[Extracted records]
[BEGIN]

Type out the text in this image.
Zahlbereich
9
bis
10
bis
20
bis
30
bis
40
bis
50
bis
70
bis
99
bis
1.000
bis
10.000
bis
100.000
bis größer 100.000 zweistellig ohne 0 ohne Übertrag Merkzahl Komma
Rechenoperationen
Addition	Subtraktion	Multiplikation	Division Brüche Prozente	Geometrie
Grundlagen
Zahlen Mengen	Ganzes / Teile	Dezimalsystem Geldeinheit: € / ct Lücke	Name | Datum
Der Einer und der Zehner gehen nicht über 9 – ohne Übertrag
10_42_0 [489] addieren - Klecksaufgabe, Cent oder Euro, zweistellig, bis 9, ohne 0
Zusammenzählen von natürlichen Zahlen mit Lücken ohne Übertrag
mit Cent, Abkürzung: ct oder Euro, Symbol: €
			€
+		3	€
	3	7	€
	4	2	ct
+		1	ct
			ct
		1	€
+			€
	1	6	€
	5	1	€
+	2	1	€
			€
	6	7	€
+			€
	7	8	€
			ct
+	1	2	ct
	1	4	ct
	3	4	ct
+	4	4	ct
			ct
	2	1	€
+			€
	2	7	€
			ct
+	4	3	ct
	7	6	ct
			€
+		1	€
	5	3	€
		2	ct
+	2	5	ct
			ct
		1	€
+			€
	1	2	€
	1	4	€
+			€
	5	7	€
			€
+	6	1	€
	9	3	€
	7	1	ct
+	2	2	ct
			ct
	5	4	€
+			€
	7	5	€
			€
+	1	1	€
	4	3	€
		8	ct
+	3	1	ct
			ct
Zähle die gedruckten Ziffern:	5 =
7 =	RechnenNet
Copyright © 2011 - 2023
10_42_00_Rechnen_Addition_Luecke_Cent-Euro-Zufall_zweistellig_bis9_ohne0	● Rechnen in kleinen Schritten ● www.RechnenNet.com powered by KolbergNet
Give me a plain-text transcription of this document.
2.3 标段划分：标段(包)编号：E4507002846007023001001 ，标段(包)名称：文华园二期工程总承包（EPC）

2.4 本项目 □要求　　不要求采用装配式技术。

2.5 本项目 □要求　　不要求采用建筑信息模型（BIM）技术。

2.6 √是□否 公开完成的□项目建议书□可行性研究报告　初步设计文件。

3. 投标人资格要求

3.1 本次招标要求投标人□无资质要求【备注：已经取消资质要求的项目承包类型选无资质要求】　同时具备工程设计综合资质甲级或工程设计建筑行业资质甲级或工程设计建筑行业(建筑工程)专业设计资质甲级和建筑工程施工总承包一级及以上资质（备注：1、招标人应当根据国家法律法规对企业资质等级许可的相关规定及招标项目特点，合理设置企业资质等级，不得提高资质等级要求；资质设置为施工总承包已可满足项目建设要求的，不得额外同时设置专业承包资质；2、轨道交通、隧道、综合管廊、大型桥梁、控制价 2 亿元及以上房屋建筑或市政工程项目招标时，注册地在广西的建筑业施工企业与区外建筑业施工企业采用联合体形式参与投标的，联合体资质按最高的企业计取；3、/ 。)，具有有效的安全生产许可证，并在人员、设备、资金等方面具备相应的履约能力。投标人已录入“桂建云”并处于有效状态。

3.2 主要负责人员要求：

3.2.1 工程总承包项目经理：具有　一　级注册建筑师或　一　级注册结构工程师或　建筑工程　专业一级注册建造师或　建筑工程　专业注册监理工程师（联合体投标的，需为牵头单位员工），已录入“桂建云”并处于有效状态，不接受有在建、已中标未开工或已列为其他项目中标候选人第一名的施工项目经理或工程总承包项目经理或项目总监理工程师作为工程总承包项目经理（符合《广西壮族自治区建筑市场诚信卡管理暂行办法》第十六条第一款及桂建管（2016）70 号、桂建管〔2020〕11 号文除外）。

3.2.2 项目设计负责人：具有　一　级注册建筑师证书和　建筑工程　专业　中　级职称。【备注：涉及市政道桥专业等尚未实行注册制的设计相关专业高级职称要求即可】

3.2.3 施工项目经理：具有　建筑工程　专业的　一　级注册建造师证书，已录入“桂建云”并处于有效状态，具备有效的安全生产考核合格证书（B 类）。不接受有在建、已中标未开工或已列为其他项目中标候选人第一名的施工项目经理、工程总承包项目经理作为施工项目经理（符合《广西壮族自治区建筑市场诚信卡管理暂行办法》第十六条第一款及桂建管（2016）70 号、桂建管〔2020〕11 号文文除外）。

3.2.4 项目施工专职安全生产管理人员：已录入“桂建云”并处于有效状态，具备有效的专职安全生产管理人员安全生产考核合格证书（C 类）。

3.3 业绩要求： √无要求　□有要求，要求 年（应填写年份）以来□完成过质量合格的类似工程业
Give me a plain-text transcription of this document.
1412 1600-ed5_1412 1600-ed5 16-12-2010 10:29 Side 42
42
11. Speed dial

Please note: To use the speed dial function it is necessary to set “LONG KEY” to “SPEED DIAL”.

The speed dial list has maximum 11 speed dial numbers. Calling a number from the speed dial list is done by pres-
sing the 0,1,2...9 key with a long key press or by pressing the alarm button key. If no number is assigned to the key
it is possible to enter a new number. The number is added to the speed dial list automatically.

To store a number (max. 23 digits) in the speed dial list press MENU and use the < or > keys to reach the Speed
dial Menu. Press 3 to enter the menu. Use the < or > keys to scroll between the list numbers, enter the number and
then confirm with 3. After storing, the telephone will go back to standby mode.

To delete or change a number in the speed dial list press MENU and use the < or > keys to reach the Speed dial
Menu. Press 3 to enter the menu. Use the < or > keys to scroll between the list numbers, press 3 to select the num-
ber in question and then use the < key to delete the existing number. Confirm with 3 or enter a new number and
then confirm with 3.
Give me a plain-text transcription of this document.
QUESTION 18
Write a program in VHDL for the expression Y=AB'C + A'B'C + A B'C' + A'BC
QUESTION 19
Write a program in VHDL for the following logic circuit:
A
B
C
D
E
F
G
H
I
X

[END]

▶ [Short exercise]:
Please reproduce every line of the material word for word.

▶ [Output]:
Type out the text in this image.
Zahlbereich
9
bis
10
bis
20
bis
30
bis
40
bis
50
bis
70
bis
99
bis
1.000
bis
10.000
bis
100.000
bis größer 100.000 zweistellig ohne 0 ohne Übertrag Merkzahl Komma
Rechenoperationen
Addition	Subtraktion	Multiplikation	Division Brüche Prozente	Geometrie
Grundlagen
Zahlen Mengen	Ganzes / Teile	Dezimalsystem Geldeinheit: € / ct Lücke	Name | Datum
Der Einer und der Zehner gehen nicht über 9 – ohne Übertrag
10_42_0 [489] addieren - Klecksaufgabe, Cent oder Euro, zweistellig, bis 9, ohne 0
Zusammenzählen von natürlichen Zahlen mit Lücken ohne Übertrag
mit Cent, Abkürzung: ct oder Euro, Symbol: €
			€
+		3	€
	3	7	€
	4	2	ct
+		1	ct
			ct
		1	€
+			€
	1	6	€
	5	1	€
+	2	1	€
			€
	6	7	€
+			€
	7	8	€
			ct
+	1	2	ct
	1	4	ct
	3	4	ct
+	4	4	ct
			ct
	2	1	€
+			€
	2	7	€
			ct
+	4	3	ct
	7	6	ct
			€
+		1	€
	5	3	€
		2	ct
+	2	5	ct
			ct
		1	€
+			€
	1	2	€
	1	4	€
+			€
	5	7	€
			€
+	6	1	€
	9	3	€
	7	1	ct
+	2	2	ct
			ct
	5	4	€
+			€
	7	5	€
			€
+	1	1	€
	4	3	€
		8	ct
+	3	1	ct
			ct
Zähle die gedruckten Ziffern:	5 =
7 =	RechnenNet
Copyright © 2011 - 2023
10_42_00_Rechnen_Addition_Luecke_Cent-Euro-Zufall_zweistellig_bis9_ohne0	● Rechnen in kleinen Schritten ● www.RechnenNet.com powered by KolbergNet
Give me a plain-text transcription of this document.
2.3 标段划分：标段(包)编号：E4507002846007023001001 ，标段(包)名称：文华园二期工程总承包（EPC）

2.4 本项目 □要求　　不要求采用装配式技术。

2.5 本项目 □要求　　不要求采用建筑信息模型（BIM）技术。

2.6 √是□否 公开完成的□项目建议书□可行性研究报告　初步设计文件。

3. 投标人资格要求

3.1 本次招标要求投标人□无资质要求【备注：已经取消资质要求的项目承包类型选无资质要求】　同时具备工程设计综合资质甲级或工程设计建筑行业资质甲级或工程设计建筑行业(建筑工程)专业设计资质甲级和建筑工程施工总承包一级及以上资质（备注：1、招标人应当根据国家法律法规对企业资质等级许可的相关规定及招标项目特点，合理设置企业资质等级，不得提高资质等级要求；资质设置为施工总承包已可满足项目建设要求的，不得额外同时设置专业承包资质；2、轨道交通、隧道、综合管廊、大型桥梁、控制价 2 亿元及以上房屋建筑或市政工程项目招标时，注册地在广西的建筑业施工企业与区外建筑业施工企业采用联合体形式参与投标的，联合体资质按最高的企业计取；3、/ 。)，具有有效的安全生产许可证，并在人员、设备、资金等方面具备相应的履约能力。投标人已录入“桂建云”并处于有效状态。

3.2 主要负责人员要求：

3.2.1 工程总承包项目经理：具有　一　级注册建筑师或　一　级注册结构工程师或　建筑工程　专业一级注册建造师或　建筑工程　专业注册监理工程师（联合体投标的，需为牵头单位员工），已录入“桂建云”并处于有效状态，不接受有在建、已中标未开工或已列为其他项目中标候选人第一名的施工项目经理或工程总承包项目经理或项目总监理工程师作为工程总承包项目经理（符合《广西壮族自治区建筑市场诚信卡管理暂行办法》第十六条第一款及桂建管（2016）70 号、桂建管〔2020〕11 号文除外）。

3.2.2 项目设计负责人：具有　一　级注册建筑师证书和　建筑工程　专业　中　级职称。【备注：涉及市政道桥专业等尚未实行注册制的设计相关专业高级职称要求即可】

3.2.3 施工项目经理：具有　建筑工程　专业的　一　级注册建造师证书，已录入“桂建云”并处于有效状态，具备有效的安全生产考核合格证书（B 类）。不接受有在建、已中标未开工或已列为其他项目中标候选人第一名的施工项目经理、工程总承包项目经理作为施工项目经理（符合《广西壮族自治区建筑市场诚信卡管理暂行办法》第十六条第一款及桂建管（2016）70 号、桂建管〔2020〕11 号文文除外）。

3.2.4 项目施工专职安全生产管理人员：已录入“桂建云”并处于有效状态，具备有效的专职安全生产管理人员安全生产考核合格证书（C 类）。

3.3 业绩要求： √无要求　□有要求，要求 年（应填写年份）以来□完成过质量合格的类似工程业
Give me a plain-text transcription of this document.
1412 1600-ed5_1412 1600-ed5 16-12-2010 10:29 Side 42
42
11. Speed dial

Please note: To use the speed dial function it is necessary to set “LONG KEY” to “SPEED DIAL”.

The speed dial list has maximum 11 speed dial numbers. Calling a number from the speed dial list is done by pres-
sing the 0,1,2...9 key with a long key press or by pressing the alarm button key. If no number is assigned to the key
it is possible to enter a new number. The number is added to the speed dial list automatically.

To store a number (max. 23 digits) in the speed dial list press MENU and use the < or > keys to reach the Speed
dial Menu. Press 3 to enter the menu. Use the < or > keys to scroll between the list numbers, enter the number and
then confirm with 3. After storing, the telephone will go back to standby mode.

To delete or change a number in the speed dial list press MENU and use the < or > keys to reach the Speed dial
Menu. Press 3 to enter the menu. Use the < or > keys to scroll between the list numbers, press 3 to select the num-
ber in question and then use the < key to delete the existing number. Confirm with 3 or enter a new number and
then confirm with 3.
Give me a plain-text transcription of this document.
QUESTION 18
Write a program in VHDL for the expression Y=AB'C + A'B'C + A B'C' + A'BC
QUESTION 19
Write a program in VHDL for the following logic circuit:
A
B
C
D
E
F
G
H
I
X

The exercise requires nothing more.